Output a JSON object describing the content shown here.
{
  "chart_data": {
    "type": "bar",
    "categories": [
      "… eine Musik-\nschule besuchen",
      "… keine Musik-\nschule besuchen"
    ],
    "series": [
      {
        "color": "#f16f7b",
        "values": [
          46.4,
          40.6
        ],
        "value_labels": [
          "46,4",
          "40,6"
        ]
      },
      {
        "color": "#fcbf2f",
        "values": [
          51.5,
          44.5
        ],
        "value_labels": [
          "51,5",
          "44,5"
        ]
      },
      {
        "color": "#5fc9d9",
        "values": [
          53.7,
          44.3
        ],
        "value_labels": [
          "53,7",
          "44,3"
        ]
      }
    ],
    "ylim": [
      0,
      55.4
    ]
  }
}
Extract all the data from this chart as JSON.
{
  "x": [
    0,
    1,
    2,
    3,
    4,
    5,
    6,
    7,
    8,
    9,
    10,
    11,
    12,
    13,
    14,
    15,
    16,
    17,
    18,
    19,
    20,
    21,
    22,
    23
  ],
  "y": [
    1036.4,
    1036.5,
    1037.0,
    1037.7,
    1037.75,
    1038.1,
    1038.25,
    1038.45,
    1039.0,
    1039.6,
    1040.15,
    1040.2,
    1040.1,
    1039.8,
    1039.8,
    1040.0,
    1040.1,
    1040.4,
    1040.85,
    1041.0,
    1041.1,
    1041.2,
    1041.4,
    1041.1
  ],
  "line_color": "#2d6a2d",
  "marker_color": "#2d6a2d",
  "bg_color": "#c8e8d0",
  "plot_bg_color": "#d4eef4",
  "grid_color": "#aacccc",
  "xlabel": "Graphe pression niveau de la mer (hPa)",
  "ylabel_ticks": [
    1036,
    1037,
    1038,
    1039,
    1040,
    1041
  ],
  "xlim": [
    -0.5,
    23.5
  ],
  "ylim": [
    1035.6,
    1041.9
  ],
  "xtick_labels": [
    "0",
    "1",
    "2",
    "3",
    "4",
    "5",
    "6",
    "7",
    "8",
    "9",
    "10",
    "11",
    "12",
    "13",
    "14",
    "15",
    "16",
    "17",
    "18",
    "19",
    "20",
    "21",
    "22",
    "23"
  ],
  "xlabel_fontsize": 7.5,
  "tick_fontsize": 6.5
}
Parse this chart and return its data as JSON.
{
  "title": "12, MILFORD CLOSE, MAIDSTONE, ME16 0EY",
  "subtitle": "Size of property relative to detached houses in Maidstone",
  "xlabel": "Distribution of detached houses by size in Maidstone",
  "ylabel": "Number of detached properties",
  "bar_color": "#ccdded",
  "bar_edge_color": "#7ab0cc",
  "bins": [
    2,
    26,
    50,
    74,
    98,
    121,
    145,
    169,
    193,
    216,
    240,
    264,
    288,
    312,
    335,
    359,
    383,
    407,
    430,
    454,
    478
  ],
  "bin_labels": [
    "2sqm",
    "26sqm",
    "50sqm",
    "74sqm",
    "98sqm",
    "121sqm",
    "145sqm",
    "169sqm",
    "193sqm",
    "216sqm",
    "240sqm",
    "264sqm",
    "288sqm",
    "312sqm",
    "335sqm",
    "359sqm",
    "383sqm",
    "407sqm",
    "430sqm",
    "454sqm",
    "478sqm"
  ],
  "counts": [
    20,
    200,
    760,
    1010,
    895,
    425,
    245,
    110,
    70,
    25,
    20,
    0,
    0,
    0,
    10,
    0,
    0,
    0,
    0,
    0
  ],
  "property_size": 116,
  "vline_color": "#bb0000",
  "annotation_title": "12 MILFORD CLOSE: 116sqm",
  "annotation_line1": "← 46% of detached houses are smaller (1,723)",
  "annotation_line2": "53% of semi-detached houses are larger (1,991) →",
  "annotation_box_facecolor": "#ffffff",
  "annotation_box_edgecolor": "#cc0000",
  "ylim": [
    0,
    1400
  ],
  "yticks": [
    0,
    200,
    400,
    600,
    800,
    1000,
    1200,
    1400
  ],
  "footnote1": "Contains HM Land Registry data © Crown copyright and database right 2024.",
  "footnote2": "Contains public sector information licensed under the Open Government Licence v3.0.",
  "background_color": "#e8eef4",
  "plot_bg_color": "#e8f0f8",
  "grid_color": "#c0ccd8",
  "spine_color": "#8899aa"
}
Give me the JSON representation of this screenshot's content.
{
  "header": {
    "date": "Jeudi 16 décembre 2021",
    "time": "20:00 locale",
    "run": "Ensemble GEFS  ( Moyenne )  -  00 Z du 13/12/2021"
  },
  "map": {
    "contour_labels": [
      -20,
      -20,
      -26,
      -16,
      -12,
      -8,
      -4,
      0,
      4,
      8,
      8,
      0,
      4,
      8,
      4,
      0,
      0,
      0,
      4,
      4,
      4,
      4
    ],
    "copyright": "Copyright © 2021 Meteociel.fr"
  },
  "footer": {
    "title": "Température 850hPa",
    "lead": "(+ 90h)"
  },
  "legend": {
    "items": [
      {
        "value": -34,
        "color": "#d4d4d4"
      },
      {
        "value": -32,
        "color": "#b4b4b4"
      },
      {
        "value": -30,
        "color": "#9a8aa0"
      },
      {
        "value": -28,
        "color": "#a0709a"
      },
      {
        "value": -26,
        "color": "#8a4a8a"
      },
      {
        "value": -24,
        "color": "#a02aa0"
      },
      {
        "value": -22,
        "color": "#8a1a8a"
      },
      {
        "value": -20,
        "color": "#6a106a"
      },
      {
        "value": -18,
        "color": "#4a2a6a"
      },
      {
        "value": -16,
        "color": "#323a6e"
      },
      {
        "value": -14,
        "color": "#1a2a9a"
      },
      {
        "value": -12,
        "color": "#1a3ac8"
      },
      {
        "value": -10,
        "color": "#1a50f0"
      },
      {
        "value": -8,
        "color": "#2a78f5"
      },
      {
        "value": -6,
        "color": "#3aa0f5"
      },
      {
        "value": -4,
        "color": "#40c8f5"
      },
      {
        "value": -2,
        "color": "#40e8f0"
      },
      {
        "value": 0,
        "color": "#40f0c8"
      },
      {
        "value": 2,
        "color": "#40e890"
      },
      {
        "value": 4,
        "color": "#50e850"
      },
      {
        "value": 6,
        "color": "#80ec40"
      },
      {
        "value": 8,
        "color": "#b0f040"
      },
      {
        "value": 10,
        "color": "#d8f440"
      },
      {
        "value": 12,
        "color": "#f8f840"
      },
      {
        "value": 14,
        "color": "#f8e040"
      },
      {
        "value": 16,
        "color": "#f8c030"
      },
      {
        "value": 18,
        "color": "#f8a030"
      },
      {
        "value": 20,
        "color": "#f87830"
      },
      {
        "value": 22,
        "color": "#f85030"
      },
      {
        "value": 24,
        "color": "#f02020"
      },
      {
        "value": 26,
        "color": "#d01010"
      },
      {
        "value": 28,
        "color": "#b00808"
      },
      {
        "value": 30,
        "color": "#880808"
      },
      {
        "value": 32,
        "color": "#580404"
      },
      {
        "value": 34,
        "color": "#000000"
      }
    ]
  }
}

◆ EXERCISE AIM: Output the whole listing above again, word for word.

◆ WRITTEN SOLUTION:
Output a JSON object describing the content shown here.
{
  "chart_data": {
    "type": "bar",
    "categories": [
      "… eine Musik-\nschule besuchen",
      "… keine Musik-\nschule besuchen"
    ],
    "series": [
      {
        "color": "#f16f7b",
        "values": [
          46.4,
          40.6
        ],
        "value_labels": [
          "46,4",
          "40,6"
        ]
      },
      {
        "color": "#fcbf2f",
        "values": [
          51.5,
          44.5
        ],
        "value_labels": [
          "51,5",
          "44,5"
        ]
      },
      {
        "color": "#5fc9d9",
        "values": [
          53.7,
          44.3
        ],
        "value_labels": [
          "53,7",
          "44,3"
        ]
      }
    ],
    "ylim": [
      0,
      55.4
    ]
  }
}
Extract all the data from this chart as JSON.
{
  "x": [
    0,
    1,
    2,
    3,
    4,
    5,
    6,
    7,
    8,
    9,
    10,
    11,
    12,
    13,
    14,
    15,
    16,
    17,
    18,
    19,
    20,
    21,
    22,
    23
  ],
  "y": [
    1036.4,
    1036.5,
    1037.0,
    1037.7,
    1037.75,
    1038.1,
    1038.25,
    1038.45,
    1039.0,
    1039.6,
    1040.15,
    1040.2,
    1040.1,
    1039.8,
    1039.8,
    1040.0,
    1040.1,
    1040.4,
    1040.85,
    1041.0,
    1041.1,
    1041.2,
    1041.4,
    1041.1
  ],
  "line_color": "#2d6a2d",
  "marker_color": "#2d6a2d",
  "bg_color": "#c8e8d0",
  "plot_bg_color": "#d4eef4",
  "grid_color": "#aacccc",
  "xlabel": "Graphe pression niveau de la mer (hPa)",
  "ylabel_ticks": [
    1036,
    1037,
    1038,
    1039,
    1040,
    1041
  ],
  "xlim": [
    -0.5,
    23.5
  ],
  "ylim": [
    1035.6,
    1041.9
  ],
  "xtick_labels": [
    "0",
    "1",
    "2",
    "3",
    "4",
    "5",
    "6",
    "7",
    "8",
    "9",
    "10",
    "11",
    "12",
    "13",
    "14",
    "15",
    "16",
    "17",
    "18",
    "19",
    "20",
    "21",
    "22",
    "23"
  ],
  "xlabel_fontsize": 7.5,
  "tick_fontsize": 6.5
}
Parse this chart and return its data as JSON.
{
  "title": "12, MILFORD CLOSE, MAIDSTONE, ME16 0EY",
  "subtitle": "Size of property relative to detached houses in Maidstone",
  "xlabel": "Distribution of detached houses by size in Maidstone",
  "ylabel": "Number of detached properties",
  "bar_color": "#ccdded",
  "bar_edge_color": "#7ab0cc",
  "bins": [
    2,
    26,
    50,
    74,
    98,
    121,
    145,
    169,
    193,
    216,
    240,
    264,
    288,
    312,
    335,
    359,
    383,
    407,
    430,
    454,
    478
  ],
  "bin_labels": [
    "2sqm",
    "26sqm",
    "50sqm",
    "74sqm",
    "98sqm",
    "121sqm",
    "145sqm",
    "169sqm",
    "193sqm",
    "216sqm",
    "240sqm",
    "264sqm",
    "288sqm",
    "312sqm",
    "335sqm",
    "359sqm",
    "383sqm",
    "407sqm",
    "430sqm",
    "454sqm",
    "478sqm"
  ],
  "counts": [
    20,
    200,
    760,
    1010,
    895,
    425,
    245,
    110,
    70,
    25,
    20,
    0,
    0,
    0,
    10,
    0,
    0,
    0,
    0,
    0
  ],
  "property_size": 116,
  "vline_color": "#bb0000",
  "annotation_title": "12 MILFORD CLOSE: 116sqm",
  "annotation_line1": "← 46% of detached houses are smaller (1,723)",
  "annotation_line2": "53% of semi-detached houses are larger (1,991) →",
  "annotation_box_facecolor": "#ffffff",
  "annotation_box_edgecolor": "#cc0000",
  "ylim": [
    0,
    1400
  ],
  "yticks": [
    0,
    200,
    400,
    600,
    800,
    1000,
    1200,
    1400
  ],
  "footnote1": "Contains HM Land Registry data © Crown copyright and database right 2024.",
  "footnote2": "Contains public sector information licensed under the Open Government Licence v3.0.",
  "background_color": "#e8eef4",
  "plot_bg_color": "#e8f0f8",
  "grid_color": "#c0ccd8",
  "spine_color": "#8899aa"
}
Give me the JSON representation of this screenshot's content.
{
  "header": {
    "date": "Jeudi 16 décembre 2021",
    "time": "20:00 locale",
    "run": "Ensemble GEFS  ( Moyenne )  -  00 Z du 13/12/2021"
  },
  "map": {
    "contour_labels": [
      -20,
      -20,
      -26,
      -16,
      -12,
      -8,
      -4,
      0,
      4,
      8,
      8,
      0,
      4,
      8,
      4,
      0,
      0,
      0,
      4,
      4,
      4,
      4
    ],
    "copyright": "Copyright © 2021 Meteociel.fr"
  },
  "footer": {
    "title": "Température 850hPa",
    "lead": "(+ 90h)"
  },
  "legend": {
    "items": [
      {
        "value": -34,
        "color": "#d4d4d4"
      },
      {
        "value": -32,
        "color": "#b4b4b4"
      },
      {
        "value": -30,
        "color": "#9a8aa0"
      },
      {
        "value": -28,
        "color": "#a0709a"
      },
      {
        "value": -26,
        "color": "#8a4a8a"
      },
      {
        "value": -24,
        "color": "#a02aa0"
      },
      {
        "value": -22,
        "color": "#8a1a8a"
      },
      {
        "value": -20,
        "color": "#6a106a"
      },
      {
        "value": -18,
        "color": "#4a2a6a"
      },
      {
        "value": -16,
        "color": "#323a6e"
      },
      {
        "value": -14,
        "color": "#1a2a9a"
      },
      {
        "value": -12,
        "color": "#1a3ac8"
      },
      {
        "value": -10,
        "color": "#1a50f0"
      },
      {
        "value": -8,
        "color": "#2a78f5"
      },
      {
        "value": -6,
        "color": "#3aa0f5"
      },
      {
        "value": -4,
        "color": "#40c8f5"
      },
      {
        "value": -2,
        "color": "#40e8f0"
      },
      {
        "value": 0,
        "color": "#40f0c8"
      },
      {
        "value": 2,
        "color": "#40e890"
      },
      {
        "value": 4,
        "color": "#50e850"
      },
      {
        "value": 6,
        "color": "#80ec40"
      },
      {
        "value": 8,
        "color": "#b0f040"
      },
      {
        "value": 10,
        "color": "#d8f440"
      },
      {
        "value": 12,
        "color": "#f8f840"
      },
      {
        "value": 14,
        "color": "#f8e040"
      },
      {
        "value": 16,
        "color": "#f8c030"
      },
      {
        "value": 18,
        "color": "#f8a030"
      },
      {
        "value": 20,
        "color": "#f87830"
      },
      {
        "value": 22,
        "color": "#f85030"
      },
      {
        "value": 24,
        "color": "#f02020"
      },
      {
        "value": 26,
        "color": "#d01010"
      },
      {
        "value": 28,
        "color": "#b00808"
      },
      {
        "value": 30,
        "color": "#880808"
      },
      {
        "value": 32,
        "color": "#580404"
      },
      {
        "value": 34,
        "color": "#000000"
      }
    ]
  }
}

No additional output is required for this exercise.